Examine the material below. Gather every line in which the string "Mississippi" appears.
━━ Supplied material ━━
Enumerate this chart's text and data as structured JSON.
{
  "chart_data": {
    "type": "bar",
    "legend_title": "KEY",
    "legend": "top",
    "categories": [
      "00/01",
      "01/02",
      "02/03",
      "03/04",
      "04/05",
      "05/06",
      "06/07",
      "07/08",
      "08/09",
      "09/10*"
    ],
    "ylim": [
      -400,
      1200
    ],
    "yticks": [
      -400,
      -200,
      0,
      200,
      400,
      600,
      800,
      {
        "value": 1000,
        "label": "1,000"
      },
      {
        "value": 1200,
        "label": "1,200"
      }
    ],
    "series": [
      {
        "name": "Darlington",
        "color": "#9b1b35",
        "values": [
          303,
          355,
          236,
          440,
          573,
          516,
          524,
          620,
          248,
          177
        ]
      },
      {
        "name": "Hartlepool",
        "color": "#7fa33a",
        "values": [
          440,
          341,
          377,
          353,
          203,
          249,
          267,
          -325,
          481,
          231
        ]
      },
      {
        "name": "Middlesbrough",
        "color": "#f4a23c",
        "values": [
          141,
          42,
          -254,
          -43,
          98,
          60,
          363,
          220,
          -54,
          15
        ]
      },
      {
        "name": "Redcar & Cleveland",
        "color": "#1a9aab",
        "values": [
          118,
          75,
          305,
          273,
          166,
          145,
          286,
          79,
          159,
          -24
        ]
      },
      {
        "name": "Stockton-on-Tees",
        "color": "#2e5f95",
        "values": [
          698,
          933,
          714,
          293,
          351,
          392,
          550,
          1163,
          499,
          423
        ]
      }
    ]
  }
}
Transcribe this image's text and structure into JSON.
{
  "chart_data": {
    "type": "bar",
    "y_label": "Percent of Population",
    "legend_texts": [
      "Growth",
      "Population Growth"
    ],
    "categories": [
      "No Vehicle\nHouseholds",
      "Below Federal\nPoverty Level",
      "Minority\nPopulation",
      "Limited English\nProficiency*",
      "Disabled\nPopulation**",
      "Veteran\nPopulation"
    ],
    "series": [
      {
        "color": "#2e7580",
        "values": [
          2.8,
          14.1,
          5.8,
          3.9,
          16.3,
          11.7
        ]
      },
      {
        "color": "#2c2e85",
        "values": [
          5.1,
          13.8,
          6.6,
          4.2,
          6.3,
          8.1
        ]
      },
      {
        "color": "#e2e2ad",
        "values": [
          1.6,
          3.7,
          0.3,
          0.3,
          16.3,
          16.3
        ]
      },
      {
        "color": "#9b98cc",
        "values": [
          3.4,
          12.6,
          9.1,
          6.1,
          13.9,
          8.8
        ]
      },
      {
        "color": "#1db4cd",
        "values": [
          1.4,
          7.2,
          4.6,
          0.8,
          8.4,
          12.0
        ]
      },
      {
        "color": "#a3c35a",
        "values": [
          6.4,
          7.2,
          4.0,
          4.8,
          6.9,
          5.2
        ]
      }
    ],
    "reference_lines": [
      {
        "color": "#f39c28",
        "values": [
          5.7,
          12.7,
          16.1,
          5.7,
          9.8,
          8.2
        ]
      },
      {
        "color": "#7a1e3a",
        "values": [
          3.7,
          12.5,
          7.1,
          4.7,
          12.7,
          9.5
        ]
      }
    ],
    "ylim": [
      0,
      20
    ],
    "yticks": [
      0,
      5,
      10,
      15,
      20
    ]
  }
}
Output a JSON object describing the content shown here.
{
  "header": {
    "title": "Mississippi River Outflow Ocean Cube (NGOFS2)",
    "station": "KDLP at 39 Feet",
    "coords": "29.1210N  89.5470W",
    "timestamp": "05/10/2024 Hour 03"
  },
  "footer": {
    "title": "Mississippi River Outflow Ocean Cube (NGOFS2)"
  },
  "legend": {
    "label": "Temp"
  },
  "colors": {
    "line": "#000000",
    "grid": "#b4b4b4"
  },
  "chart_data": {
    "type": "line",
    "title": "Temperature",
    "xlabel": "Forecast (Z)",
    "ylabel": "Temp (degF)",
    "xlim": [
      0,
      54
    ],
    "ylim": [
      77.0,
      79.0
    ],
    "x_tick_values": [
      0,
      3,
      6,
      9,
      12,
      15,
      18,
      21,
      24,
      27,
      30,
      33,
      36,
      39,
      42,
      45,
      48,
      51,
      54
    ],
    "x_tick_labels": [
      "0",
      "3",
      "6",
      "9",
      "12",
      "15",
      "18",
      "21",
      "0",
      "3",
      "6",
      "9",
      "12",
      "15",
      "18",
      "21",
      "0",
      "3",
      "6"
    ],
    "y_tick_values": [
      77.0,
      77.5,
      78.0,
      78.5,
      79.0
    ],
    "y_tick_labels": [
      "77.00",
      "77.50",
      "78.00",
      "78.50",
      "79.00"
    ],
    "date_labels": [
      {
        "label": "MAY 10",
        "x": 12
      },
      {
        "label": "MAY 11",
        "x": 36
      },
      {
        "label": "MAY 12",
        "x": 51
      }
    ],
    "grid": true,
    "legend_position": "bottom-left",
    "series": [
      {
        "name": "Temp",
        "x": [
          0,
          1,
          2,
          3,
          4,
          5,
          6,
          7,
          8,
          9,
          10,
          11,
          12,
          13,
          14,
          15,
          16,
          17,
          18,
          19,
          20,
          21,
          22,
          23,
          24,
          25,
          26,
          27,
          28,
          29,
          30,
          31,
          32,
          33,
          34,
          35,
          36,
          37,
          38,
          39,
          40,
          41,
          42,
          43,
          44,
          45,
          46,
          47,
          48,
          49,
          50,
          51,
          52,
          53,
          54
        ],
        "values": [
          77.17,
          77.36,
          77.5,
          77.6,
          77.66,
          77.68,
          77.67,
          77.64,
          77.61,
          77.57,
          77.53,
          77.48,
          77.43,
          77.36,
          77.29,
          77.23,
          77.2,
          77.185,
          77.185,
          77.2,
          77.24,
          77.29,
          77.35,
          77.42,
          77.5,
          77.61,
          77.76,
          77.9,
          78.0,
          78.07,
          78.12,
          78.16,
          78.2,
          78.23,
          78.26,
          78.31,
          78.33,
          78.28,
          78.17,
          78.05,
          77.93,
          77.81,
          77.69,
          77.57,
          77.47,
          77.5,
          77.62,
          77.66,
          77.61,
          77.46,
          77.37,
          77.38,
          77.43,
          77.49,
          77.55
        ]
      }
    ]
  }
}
━━━
- Exercise response -
    "title": "Mississippi River Outflow Ocean Cube (NGOFS2)",
    "title": "Mississippi River Outflow Ocean Cube (NGOFS2)"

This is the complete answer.